Material provided:
+ + +

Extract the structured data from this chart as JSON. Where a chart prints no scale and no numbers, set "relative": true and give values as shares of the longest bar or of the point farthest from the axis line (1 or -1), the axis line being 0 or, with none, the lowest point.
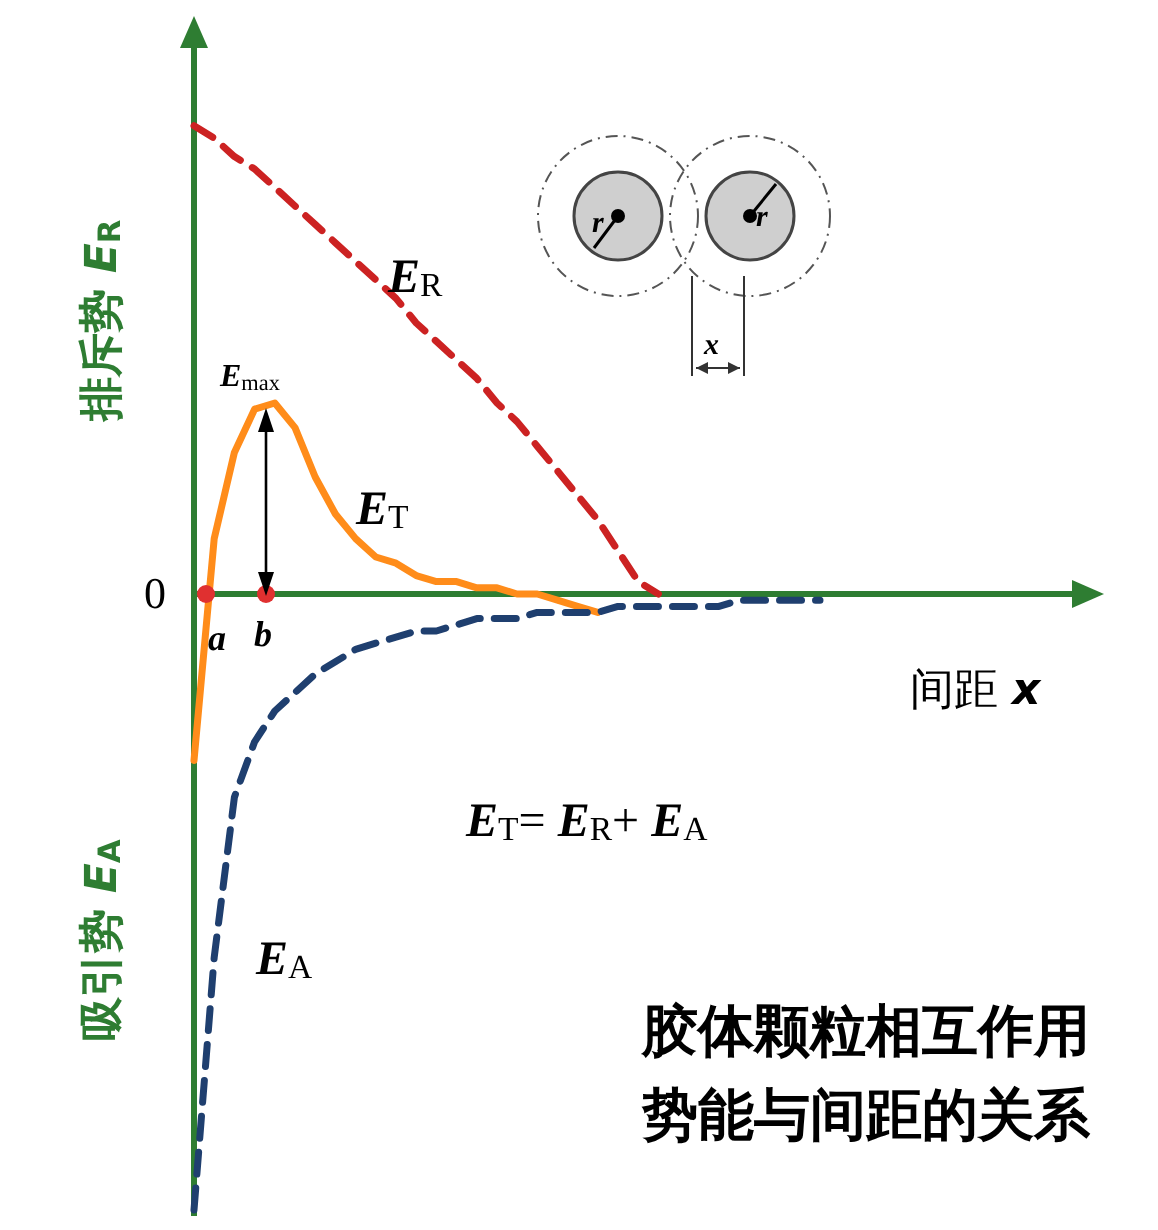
{
  "chart_data": {
    "type": "line",
    "relative": true,
    "legend": false,
    "marker": "none",
    "title": "胶体颗粒相互作用势能与间距的关系",
    "xlabel": "间距 *x*",
    "ylabel": "排斥势 *E*$_{R}$",
    "categories": [
      null,
      null,
      null,
      null,
      null,
      null,
      null,
      null,
      null,
      null,
      null,
      null,
      null,
      null,
      null,
      null,
      null,
      null,
      null,
      null,
      null,
      null,
      null,
      null,
      null,
      null,
      null,
      null,
      null,
      null,
      null,
      null
    ],
    "series": [
      {
        "name": "*E*$_{R}$",
        "color": "#cc2222",
        "line_style": "dashed",
        "values": [
          0.76,
          0.74,
          0.71,
          0.69,
          0.66,
          0.63,
          0.6,
          0.57,
          0.54,
          0.51,
          0.48,
          0.44,
          0.41,
          0.38,
          0.35,
          0.31,
          0.28,
          0.24,
          0.2,
          0.16,
          0.12,
          0.07,
          0.02,
          0,
          null,
          null,
          null,
          null,
          null,
          null,
          null,
          null
        ]
      },
      {
        "name": "*E*$_{T}$",
        "color": "#ff8c1a",
        "line_style": "solid",
        "values": [
          -0.27,
          0.09,
          0.23,
          0.3,
          0.31,
          0.27,
          0.19,
          0.13,
          0.09,
          0.06,
          0.05,
          0.03,
          0.02,
          0.02,
          0.01,
          0.01,
          0,
          0,
          -0.01,
          -0.02,
          -0.03,
          null,
          null,
          null,
          null,
          null,
          null,
          null,
          null,
          null,
          null,
          null
        ]
      },
      {
        "name": "*E*$_{A}$",
        "color": "#1f3f6f",
        "line_style": "dashed",
        "values": [
          -1,
          -0.59,
          -0.33,
          -0.24,
          -0.19,
          -0.16,
          -0.13,
          -0.11,
          -0.09,
          -0.08,
          -0.07,
          -0.06,
          -0.06,
          -0.05,
          -0.04,
          -0.04,
          -0.04,
          -0.03,
          -0.03,
          -0.03,
          -0.03,
          -0.02,
          -0.02,
          -0.02,
          -0.02,
          -0.02,
          -0.02,
          -0.01,
          -0.01,
          -0.01,
          -0.01,
          -0.01
        ]
      }
    ],
    "ref_lines": [
      {
        "axis": "y",
        "value": 0,
        "label": "0",
        "color": "#2e7d32"
      }
    ],
    "annotations": [
      "*a*",
      "*b*",
      "*E*$_{max}$",
      "*E*$_{T}$= *E*$_{R}$+ *E*$_{A}$",
      "吸引势 *E*$_{A}$",
      "*r*",
      "*r*",
      "*x*"
    ]
  }
}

+ + +

What to work on:
Copy out all the data exactly; skip the pictures.

Response to the task:
Extract the structured data from this chart as JSON. Where a chart prints no scale and no numbers, set "relative": true and give values as shares of the longest bar or of the point farthest from the axis line (1 or -1), the axis line being 0 or, with none, the lowest point.
{
  "chart_data": {
    "type": "line",
    "relative": true,
    "legend": false,
    "marker": "none",
    "title": "胶体颗粒相互作用势能与间距的关系",
    "xlabel": "间距 *x*",
    "ylabel": "排斥势 *E*$_{R}$",
    "categories": [
      null,
      null,
      null,
      null,
      null,
      null,
      null,
      null,
      null,
      null,
      null,
      null,
      null,
      null,
      null,
      null,
      null,
      null,
      null,
      null,
      null,
      null,
      null,
      null,
      null,
      null,
      null,
      null,
      null,
      null,
      null,
      null
    ],
    "series": [
      {
        "name": "*E*$_{R}$",
        "color": "#cc2222",
        "line_style": "dashed",
        "values": [
          0.76,
          0.74,
          0.71,
          0.69,
          0.66,
          0.63,
          0.6,
          0.57,
          0.54,
          0.51,
          0.48,
          0.44,
          0.41,
          0.38,
          0.35,
          0.31,
          0.28,
          0.24,
          0.2,
          0.16,
          0.12,
          0.07,
          0.02,
          0,
          null,
          null,
          null,
          null,
          null,
          null,
          null,
          null
        ]
      },
      {
        "name": "*E*$_{T}$",
        "color": "#ff8c1a",
        "line_style": "solid",
        "values": [
          -0.27,
          0.09,
          0.23,
          0.3,
          0.31,
          0.27,
          0.19,
          0.13,
          0.09,
          0.06,
          0.05,
          0.03,
          0.02,
          0.02,
          0.01,
          0.01,
          0,
          0,
          -0.01,
          -0.02,
          -0.03,
          null,
          null,
          null,
          null,
          null,
          null,
          null,
          null,
          null,
          null,
          null
        ]
      },
      {
        "name": "*E*$_{A}$",
        "color": "#1f3f6f",
        "line_style": "dashed",
        "values": [
          -1,
          -0.59,
          -0.33,
          -0.24,
          -0.19,
          -0.16,
          -0.13,
          -0.11,
          -0.09,
          -0.08,
          -0.07,
          -0.06,
          -0.06,
          -0.05,
          -0.04,
          -0.04,
          -0.04,
          -0.03,
          -0.03,
          -0.03,
          -0.03,
          -0.02,
          -0.02,
          -0.02,
          -0.02,
          -0.02,
          -0.02,
          -0.01,
          -0.01,
          -0.01,
          -0.01,
          -0.01
        ]
      }
    ],
    "ref_lines": [
      {
        "axis": "y",
        "value": 0,
        "label": "0",
        "color": "#2e7d32"
      }
    ],
    "annotations": [
      "*a*",
      "*b*",
      "*E*$_{max}$",
      "*E*$_{T}$= *E*$_{R}$+ *E*$_{A}$",
      "吸引势 *E*$_{A}$",
      "*r*",
      "*r*",
      "*x*"
    ]
  }
}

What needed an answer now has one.